Objective =>
Can you rewrite everything from "map-label-bua: Bua ng <box>1 193 16 212</box>" down to "route-shield: 3119 <box>438 423 458 433</box>" with "route-shield" changed to "highway-shield" and all else left unchanged?

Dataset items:
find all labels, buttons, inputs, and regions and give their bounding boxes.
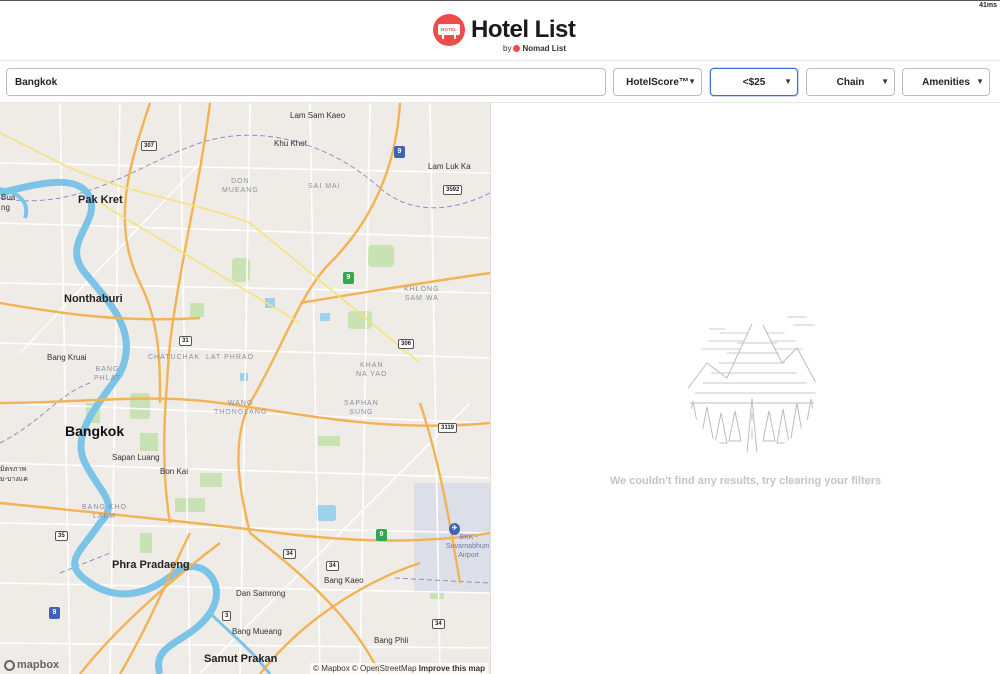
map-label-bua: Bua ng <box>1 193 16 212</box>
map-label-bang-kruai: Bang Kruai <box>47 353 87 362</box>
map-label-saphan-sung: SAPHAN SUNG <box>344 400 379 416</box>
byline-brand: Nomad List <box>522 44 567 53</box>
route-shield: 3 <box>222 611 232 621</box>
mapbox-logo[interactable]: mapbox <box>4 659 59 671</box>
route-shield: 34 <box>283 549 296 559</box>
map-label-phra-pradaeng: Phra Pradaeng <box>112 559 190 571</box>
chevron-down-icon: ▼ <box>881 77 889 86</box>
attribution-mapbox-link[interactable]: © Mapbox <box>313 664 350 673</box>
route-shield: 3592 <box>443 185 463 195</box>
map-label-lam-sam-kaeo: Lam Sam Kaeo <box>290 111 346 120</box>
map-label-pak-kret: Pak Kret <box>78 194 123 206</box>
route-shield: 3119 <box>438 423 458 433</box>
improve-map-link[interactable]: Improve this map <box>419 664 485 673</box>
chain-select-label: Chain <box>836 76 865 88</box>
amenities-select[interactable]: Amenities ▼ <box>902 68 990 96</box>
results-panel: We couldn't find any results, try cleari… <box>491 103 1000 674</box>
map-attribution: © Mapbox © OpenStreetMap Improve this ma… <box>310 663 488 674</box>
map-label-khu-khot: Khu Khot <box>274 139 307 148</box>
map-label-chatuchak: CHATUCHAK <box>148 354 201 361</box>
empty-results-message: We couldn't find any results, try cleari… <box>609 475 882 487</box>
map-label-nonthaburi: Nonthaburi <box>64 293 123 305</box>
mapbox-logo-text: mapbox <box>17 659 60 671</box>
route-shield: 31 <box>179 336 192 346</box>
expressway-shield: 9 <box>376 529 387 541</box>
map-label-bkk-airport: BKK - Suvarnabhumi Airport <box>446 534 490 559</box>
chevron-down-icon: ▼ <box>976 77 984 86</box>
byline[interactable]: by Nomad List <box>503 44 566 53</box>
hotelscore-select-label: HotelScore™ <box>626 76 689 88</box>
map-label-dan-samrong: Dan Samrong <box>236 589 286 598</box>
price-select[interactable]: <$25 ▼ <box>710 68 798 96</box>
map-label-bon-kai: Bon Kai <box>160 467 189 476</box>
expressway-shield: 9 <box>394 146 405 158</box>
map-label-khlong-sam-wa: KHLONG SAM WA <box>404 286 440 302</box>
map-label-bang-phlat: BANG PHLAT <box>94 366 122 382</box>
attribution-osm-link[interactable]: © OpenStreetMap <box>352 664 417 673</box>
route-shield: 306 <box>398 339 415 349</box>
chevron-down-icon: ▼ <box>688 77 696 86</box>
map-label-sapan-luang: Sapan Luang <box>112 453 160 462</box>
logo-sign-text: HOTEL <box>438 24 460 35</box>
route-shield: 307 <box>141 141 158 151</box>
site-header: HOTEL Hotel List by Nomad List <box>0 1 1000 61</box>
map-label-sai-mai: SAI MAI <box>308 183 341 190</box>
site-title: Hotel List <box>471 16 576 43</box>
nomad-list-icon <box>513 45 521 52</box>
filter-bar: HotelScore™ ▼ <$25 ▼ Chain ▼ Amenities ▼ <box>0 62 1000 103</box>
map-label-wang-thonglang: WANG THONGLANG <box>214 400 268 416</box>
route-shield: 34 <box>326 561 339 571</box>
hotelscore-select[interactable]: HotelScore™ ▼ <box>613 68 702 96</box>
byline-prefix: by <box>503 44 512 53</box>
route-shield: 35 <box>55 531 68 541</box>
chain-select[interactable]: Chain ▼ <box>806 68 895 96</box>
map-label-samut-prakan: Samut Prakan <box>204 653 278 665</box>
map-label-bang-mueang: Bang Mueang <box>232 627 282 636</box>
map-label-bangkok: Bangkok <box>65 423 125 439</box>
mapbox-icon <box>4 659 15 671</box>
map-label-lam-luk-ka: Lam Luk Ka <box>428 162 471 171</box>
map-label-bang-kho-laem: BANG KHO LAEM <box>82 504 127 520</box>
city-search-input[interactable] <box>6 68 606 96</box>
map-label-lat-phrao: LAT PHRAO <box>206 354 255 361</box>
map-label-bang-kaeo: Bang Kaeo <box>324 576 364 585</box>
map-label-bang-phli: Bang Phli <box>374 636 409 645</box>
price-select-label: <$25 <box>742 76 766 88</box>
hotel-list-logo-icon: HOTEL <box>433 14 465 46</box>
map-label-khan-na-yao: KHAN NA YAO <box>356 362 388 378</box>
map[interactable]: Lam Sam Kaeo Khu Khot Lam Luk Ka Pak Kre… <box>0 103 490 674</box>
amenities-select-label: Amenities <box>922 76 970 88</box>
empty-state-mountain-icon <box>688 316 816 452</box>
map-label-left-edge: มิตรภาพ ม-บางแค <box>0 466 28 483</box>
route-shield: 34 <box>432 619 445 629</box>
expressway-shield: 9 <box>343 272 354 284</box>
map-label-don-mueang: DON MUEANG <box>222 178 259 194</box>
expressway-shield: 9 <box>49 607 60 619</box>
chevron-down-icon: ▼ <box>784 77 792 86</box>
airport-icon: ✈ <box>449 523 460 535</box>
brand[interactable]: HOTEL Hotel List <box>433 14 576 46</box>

Answer to the exercise =>
map-label-bua: Bua ng <box>1 193 16 212</box>
map-label-bang-kruai: Bang Kruai <box>47 353 87 362</box>
map-label-saphan-sung: SAPHAN SUNG <box>344 400 379 416</box>
byline-brand: Nomad List <box>522 44 567 53</box>
highway-shield: 3 <box>222 611 232 621</box>
mapbox-logo[interactable]: mapbox <box>4 659 59 671</box>
highway-shield: 34 <box>283 549 296 559</box>
map-label-phra-pradaeng: Phra Pradaeng <box>112 559 190 571</box>
chevron-down-icon: ▼ <box>881 77 889 86</box>
attribution-mapbox-link[interactable]: © Mapbox <box>313 664 350 673</box>
highway-shield: 3592 <box>443 185 463 195</box>
map-label-lam-sam-kaeo: Lam Sam Kaeo <box>290 111 346 120</box>
map-label-pak-kret: Pak Kret <box>78 194 123 206</box>
highway-shield: 3119 <box>438 423 458 433</box>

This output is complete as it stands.